(Your instructions):
Work out the number of lines with the word "Disk" in the material below, then reply with that number only.
BEGIN Data records
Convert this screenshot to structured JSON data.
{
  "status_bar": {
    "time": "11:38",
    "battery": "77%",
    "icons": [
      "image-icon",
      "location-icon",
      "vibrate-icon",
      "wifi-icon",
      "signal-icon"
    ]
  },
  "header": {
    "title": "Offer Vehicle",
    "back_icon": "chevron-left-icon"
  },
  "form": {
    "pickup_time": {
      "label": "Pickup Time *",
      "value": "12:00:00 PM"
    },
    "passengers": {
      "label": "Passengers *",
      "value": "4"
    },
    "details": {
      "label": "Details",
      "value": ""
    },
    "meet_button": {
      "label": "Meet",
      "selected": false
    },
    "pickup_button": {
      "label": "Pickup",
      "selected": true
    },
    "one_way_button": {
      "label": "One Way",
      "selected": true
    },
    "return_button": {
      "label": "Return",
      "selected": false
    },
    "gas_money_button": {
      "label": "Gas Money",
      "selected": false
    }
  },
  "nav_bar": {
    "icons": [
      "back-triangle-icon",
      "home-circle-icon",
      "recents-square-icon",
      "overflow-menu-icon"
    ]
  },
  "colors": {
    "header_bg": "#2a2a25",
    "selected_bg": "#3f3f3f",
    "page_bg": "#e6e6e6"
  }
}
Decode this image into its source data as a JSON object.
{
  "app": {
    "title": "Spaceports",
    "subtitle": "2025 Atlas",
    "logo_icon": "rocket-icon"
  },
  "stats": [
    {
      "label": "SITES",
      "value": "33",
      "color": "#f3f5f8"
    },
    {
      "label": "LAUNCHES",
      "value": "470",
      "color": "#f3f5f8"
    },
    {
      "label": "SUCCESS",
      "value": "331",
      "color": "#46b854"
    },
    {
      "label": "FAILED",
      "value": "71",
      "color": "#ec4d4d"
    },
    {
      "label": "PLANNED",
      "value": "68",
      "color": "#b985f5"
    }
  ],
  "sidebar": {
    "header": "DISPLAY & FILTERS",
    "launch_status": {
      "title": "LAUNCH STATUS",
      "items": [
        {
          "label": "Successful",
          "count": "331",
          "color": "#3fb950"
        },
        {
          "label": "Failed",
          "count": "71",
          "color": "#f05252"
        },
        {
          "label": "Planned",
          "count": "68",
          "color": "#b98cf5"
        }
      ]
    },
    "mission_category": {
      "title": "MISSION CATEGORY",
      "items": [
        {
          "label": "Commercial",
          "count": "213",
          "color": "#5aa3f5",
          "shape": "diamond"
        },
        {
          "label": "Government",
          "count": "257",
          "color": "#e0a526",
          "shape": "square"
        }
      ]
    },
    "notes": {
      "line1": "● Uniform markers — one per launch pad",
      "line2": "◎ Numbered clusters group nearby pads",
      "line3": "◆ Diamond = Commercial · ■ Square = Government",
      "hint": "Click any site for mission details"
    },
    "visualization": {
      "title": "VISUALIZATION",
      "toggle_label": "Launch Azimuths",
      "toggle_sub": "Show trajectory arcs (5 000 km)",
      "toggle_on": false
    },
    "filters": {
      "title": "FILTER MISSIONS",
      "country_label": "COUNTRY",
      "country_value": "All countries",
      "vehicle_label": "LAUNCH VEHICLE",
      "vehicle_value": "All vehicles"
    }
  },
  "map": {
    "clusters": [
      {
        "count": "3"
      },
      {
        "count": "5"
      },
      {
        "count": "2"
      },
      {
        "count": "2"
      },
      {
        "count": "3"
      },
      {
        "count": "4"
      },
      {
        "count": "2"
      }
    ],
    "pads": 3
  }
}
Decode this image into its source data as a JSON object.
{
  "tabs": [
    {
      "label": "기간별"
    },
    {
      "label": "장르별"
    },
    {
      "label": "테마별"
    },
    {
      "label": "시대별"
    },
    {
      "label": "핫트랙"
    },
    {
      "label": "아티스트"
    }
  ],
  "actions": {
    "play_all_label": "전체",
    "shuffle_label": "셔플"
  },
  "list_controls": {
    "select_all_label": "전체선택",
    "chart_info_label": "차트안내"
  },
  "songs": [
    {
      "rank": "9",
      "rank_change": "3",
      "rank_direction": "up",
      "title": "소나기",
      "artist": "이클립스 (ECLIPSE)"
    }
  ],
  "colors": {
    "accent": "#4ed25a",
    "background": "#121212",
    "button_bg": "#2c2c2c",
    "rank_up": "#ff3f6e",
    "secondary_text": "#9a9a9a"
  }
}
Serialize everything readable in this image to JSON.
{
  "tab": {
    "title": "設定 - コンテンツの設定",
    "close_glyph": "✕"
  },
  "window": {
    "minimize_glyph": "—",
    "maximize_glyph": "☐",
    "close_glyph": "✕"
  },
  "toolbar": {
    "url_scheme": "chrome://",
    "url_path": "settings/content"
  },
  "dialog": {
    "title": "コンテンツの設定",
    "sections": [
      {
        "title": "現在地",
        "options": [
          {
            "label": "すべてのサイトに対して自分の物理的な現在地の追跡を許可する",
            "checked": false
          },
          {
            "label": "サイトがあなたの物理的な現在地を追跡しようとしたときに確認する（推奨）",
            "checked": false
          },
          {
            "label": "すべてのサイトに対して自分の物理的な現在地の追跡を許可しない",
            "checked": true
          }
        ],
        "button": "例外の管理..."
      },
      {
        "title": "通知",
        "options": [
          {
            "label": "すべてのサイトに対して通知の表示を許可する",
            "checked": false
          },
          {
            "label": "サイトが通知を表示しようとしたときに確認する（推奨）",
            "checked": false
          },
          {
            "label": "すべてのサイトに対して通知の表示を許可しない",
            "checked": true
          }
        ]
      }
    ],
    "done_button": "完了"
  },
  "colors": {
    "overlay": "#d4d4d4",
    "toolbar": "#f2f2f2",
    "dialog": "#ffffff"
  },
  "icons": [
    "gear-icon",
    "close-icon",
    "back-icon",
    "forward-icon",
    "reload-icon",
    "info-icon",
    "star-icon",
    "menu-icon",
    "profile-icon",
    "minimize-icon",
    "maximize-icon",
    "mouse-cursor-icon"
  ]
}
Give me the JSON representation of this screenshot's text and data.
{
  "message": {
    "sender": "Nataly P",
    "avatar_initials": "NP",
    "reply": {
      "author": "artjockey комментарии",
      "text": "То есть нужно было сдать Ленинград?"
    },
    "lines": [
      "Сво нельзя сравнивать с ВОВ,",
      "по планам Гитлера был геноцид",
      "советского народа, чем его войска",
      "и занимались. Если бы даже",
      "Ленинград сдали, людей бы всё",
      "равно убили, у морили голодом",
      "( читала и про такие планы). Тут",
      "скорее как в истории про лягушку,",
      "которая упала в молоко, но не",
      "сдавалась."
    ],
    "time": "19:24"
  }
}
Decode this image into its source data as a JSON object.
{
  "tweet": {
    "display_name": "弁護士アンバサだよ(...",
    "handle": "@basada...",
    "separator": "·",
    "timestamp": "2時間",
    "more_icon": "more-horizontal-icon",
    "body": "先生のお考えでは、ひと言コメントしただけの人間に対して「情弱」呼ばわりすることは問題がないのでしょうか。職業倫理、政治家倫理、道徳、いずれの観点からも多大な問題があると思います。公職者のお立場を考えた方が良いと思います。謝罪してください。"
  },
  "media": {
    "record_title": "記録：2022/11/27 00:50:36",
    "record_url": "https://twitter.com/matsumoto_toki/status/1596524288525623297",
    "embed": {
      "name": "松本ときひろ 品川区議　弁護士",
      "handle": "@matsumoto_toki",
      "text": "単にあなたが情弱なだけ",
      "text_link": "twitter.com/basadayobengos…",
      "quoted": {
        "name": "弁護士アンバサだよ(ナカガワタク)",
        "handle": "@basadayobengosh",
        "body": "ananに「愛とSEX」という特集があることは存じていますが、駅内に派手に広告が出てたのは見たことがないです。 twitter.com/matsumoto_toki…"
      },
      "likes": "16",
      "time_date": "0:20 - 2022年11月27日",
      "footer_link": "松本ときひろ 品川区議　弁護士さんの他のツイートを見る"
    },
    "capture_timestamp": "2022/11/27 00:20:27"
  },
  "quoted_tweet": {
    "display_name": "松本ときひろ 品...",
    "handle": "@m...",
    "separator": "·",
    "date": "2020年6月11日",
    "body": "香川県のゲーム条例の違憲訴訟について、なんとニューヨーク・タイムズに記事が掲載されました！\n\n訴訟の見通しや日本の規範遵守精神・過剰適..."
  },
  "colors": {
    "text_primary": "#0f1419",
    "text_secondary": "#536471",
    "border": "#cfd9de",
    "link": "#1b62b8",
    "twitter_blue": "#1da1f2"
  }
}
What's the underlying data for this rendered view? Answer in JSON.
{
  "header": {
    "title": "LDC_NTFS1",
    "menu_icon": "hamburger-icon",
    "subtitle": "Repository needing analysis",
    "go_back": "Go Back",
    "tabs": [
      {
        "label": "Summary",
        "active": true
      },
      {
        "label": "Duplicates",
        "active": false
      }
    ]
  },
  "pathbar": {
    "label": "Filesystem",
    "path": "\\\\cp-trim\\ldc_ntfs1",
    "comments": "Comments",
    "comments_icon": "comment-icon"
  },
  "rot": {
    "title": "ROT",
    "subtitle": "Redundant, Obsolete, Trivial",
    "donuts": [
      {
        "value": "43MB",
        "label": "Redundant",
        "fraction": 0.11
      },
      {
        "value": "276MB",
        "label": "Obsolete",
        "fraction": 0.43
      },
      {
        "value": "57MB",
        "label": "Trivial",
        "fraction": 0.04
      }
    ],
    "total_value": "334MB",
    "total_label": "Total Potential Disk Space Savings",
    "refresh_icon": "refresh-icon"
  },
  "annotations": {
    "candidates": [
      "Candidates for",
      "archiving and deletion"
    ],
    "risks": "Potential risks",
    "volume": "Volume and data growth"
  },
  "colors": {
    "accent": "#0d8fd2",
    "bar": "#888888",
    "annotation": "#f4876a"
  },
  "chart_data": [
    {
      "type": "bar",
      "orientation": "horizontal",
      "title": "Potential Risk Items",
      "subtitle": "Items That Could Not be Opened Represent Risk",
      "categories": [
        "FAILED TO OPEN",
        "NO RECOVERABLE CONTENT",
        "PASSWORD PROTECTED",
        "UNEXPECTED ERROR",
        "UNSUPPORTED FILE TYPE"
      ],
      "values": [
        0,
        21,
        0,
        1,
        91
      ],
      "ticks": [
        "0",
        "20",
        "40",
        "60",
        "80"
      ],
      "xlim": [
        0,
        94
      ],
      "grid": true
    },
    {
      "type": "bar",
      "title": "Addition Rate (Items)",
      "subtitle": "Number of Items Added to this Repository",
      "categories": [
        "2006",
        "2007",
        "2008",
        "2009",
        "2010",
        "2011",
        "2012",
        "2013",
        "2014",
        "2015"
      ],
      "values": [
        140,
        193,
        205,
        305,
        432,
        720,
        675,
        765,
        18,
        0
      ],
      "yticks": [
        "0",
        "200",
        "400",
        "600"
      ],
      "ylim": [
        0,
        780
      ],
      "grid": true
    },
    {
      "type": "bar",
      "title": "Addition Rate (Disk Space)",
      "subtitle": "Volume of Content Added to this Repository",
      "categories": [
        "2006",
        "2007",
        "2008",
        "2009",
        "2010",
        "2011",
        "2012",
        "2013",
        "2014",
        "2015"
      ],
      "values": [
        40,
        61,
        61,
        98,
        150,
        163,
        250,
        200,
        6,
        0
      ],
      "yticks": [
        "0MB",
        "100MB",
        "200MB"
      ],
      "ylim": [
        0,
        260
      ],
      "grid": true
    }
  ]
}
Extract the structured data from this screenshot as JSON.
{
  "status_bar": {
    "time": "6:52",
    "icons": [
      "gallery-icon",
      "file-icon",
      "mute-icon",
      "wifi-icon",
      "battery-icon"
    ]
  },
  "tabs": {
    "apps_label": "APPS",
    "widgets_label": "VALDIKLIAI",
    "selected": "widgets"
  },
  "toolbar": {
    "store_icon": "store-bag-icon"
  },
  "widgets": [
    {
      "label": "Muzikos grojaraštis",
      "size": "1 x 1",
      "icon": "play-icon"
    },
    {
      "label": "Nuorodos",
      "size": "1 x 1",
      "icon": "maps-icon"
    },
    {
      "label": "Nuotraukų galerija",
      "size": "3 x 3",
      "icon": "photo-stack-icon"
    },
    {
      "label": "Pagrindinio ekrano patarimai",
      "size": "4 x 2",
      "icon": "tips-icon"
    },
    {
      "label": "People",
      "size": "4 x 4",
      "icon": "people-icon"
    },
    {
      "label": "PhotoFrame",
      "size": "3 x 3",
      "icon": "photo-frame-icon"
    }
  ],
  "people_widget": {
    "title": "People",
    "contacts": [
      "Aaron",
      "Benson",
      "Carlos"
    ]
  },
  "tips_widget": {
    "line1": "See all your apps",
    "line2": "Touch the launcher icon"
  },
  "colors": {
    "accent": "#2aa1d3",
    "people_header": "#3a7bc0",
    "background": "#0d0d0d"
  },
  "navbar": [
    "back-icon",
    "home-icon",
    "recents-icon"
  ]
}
END Data records
(Exercise output):
2